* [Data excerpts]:

-.-.-

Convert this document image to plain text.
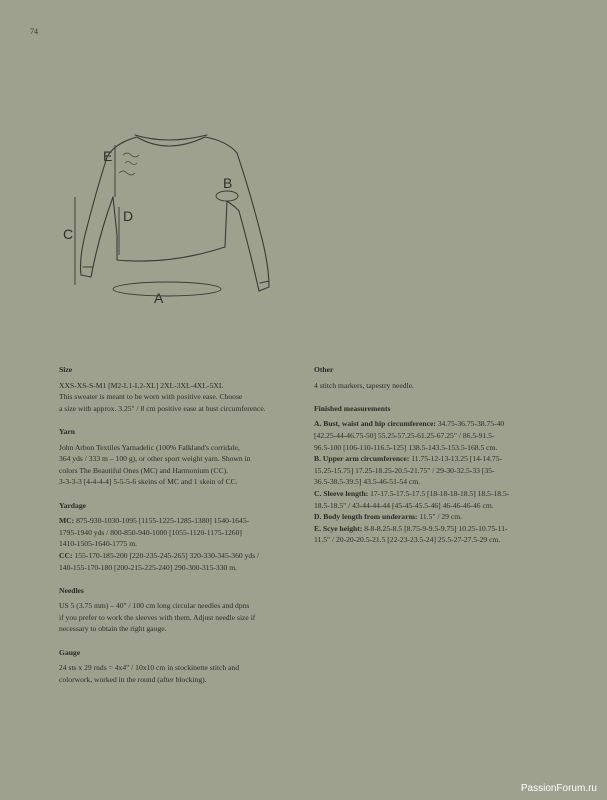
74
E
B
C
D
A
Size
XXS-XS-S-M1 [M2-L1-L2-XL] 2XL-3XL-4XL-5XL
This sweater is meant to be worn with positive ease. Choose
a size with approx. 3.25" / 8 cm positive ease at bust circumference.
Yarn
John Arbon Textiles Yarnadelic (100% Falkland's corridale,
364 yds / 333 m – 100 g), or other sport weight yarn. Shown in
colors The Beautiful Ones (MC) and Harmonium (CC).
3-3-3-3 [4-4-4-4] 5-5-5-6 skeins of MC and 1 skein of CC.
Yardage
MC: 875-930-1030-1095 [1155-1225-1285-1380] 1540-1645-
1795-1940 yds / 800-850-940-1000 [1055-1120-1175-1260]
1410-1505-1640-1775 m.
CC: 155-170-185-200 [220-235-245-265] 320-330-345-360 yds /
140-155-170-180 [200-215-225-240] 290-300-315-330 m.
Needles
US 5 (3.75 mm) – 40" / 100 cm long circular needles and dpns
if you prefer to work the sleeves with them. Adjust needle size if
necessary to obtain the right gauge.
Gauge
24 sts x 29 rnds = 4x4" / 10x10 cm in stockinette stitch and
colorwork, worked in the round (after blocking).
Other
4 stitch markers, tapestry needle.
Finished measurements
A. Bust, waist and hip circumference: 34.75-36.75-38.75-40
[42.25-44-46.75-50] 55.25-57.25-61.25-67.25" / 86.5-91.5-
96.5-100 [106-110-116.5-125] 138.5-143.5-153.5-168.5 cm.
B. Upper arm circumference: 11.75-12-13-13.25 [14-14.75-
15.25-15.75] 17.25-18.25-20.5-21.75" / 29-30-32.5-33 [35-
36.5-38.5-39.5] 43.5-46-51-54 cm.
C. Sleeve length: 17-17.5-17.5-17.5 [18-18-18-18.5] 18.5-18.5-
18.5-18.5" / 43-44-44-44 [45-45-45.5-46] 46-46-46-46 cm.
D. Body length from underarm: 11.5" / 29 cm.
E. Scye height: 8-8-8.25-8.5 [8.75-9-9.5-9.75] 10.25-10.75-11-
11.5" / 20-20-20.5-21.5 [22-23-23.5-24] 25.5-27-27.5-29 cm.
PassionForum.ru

-.-.-

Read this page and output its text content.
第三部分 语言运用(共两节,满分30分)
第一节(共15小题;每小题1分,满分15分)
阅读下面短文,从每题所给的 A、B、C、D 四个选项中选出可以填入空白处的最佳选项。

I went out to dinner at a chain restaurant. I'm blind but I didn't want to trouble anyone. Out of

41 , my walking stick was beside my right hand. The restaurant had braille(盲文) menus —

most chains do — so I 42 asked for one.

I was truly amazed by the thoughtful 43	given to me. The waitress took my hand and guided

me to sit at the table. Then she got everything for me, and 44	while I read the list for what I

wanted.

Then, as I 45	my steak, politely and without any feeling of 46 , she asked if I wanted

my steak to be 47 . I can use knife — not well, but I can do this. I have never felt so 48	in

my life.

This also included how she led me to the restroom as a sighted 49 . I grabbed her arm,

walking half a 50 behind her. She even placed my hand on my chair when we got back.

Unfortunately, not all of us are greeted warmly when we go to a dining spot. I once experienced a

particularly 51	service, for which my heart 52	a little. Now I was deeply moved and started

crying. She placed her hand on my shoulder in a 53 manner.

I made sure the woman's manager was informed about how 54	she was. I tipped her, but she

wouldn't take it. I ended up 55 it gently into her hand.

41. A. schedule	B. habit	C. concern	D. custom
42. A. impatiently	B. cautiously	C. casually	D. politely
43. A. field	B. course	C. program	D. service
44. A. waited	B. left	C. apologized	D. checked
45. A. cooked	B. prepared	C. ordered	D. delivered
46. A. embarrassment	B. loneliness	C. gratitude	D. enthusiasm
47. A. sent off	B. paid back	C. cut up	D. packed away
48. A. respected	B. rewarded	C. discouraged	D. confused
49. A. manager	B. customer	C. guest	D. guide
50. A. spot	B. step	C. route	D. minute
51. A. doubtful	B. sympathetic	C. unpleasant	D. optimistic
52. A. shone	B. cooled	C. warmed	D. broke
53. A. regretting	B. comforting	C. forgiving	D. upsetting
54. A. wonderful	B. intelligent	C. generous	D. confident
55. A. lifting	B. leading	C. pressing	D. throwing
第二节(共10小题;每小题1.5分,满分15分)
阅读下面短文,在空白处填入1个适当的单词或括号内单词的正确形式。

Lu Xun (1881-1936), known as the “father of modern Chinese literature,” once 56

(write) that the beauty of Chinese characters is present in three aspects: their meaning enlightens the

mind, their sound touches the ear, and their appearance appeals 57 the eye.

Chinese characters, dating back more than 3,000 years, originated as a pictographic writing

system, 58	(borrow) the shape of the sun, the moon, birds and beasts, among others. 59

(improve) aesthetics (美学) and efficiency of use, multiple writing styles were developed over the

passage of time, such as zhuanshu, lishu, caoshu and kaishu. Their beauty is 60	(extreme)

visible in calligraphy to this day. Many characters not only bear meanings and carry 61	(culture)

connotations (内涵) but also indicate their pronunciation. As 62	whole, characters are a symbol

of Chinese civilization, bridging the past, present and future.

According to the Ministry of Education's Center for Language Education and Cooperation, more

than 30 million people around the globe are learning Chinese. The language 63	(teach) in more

-.-.-

* [GOAL]: Only the number is wanted: how many lines of the data contain the word "steak"?

* [REPLY TO THE TASK]: 2